» What you have to do: Report the count of lines containing the word "screenshot" in the entries below, and nothing more.

______________________________

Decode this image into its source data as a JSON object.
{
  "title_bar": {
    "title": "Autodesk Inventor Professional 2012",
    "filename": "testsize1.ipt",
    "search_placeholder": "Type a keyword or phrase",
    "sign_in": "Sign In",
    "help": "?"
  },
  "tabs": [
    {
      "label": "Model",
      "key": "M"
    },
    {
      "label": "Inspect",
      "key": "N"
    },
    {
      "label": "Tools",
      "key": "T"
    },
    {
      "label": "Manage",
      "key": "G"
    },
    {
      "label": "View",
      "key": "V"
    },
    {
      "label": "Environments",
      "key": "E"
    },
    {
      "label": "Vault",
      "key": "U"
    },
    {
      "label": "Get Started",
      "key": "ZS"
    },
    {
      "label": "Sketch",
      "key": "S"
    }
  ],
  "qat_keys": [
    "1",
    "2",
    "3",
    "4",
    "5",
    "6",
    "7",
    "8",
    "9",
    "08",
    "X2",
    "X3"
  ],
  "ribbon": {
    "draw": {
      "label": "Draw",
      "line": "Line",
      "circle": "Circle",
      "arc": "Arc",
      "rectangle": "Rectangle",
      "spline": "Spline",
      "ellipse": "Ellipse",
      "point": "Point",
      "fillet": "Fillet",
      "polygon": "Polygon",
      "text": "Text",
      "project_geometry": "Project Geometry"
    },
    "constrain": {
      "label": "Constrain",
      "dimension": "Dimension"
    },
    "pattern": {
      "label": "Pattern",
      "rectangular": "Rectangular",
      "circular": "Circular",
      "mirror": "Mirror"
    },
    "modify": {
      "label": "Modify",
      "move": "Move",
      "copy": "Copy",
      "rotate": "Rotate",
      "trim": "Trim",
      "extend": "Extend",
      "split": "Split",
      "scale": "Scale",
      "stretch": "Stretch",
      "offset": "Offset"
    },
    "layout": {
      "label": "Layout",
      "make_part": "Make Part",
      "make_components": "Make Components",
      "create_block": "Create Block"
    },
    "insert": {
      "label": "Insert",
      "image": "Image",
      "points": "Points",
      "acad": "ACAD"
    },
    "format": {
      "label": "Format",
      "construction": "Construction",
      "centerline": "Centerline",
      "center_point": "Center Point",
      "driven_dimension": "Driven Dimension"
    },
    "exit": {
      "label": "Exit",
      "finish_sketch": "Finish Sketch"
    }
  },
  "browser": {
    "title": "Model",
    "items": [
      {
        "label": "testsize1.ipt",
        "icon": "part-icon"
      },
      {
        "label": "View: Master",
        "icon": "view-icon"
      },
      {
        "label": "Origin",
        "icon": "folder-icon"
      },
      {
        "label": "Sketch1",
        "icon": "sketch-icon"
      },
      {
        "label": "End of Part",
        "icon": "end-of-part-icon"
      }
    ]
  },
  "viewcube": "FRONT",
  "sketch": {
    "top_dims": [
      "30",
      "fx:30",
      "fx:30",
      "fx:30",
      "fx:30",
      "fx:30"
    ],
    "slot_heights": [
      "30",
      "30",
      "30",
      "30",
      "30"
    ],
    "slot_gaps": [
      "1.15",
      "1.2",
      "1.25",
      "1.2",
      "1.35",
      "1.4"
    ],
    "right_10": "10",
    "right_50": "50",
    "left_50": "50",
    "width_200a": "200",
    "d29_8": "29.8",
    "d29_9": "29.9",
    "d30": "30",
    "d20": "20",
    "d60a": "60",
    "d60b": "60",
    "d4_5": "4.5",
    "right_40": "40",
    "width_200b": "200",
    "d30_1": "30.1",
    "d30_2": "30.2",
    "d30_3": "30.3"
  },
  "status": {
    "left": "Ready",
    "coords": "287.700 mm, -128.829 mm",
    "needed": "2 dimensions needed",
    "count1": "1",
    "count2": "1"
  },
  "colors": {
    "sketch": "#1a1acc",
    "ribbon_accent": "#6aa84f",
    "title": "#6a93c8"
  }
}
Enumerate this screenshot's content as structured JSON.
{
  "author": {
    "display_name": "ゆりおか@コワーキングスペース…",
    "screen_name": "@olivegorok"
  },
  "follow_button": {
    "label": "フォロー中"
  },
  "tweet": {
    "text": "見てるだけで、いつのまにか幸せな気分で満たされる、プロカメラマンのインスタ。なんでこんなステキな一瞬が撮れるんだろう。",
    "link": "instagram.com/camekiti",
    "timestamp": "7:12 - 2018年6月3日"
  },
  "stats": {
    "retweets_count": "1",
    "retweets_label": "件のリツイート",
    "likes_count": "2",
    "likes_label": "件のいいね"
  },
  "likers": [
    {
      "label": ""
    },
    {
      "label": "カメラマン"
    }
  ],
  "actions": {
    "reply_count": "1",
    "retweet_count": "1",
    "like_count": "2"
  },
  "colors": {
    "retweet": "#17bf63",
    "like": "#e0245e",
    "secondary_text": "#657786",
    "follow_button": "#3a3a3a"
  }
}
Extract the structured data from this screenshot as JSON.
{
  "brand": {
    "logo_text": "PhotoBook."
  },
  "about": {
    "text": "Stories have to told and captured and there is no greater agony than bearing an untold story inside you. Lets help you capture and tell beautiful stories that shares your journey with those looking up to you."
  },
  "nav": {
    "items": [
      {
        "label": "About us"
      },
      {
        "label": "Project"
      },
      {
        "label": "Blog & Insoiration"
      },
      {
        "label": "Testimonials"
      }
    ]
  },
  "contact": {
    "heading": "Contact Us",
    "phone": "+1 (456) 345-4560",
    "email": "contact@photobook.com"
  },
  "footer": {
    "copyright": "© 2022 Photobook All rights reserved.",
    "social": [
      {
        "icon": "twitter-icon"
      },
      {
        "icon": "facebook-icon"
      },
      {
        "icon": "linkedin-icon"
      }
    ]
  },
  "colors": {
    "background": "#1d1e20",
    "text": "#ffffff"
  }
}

______________________________

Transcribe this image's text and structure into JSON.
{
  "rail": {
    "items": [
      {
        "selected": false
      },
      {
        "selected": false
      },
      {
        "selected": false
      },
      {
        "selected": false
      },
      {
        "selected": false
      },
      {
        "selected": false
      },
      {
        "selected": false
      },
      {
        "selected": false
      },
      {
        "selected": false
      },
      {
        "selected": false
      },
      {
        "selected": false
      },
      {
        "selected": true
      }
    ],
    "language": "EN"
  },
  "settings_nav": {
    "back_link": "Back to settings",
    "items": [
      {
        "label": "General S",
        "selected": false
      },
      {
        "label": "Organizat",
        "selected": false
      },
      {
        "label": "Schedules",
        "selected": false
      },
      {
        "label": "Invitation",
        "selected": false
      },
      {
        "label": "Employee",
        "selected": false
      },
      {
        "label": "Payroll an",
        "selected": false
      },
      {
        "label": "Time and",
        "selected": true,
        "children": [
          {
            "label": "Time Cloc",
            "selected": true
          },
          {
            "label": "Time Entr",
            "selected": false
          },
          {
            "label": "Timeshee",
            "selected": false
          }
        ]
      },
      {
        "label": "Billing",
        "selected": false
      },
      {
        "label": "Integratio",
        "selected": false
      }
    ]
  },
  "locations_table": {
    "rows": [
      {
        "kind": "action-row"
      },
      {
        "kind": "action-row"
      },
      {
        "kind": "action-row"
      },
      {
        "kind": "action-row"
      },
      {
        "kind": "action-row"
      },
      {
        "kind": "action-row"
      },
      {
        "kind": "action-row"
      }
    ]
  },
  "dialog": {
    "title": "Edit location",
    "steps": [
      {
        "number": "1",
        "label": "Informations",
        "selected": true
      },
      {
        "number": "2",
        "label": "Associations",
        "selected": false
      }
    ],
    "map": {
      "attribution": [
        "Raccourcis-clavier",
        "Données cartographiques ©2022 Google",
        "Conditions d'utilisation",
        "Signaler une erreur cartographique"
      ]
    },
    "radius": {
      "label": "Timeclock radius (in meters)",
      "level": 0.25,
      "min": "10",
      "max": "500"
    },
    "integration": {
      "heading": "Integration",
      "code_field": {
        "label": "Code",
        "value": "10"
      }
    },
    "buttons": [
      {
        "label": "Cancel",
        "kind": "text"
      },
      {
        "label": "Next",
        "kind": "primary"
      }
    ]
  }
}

______________________________

» Exercise answer: 2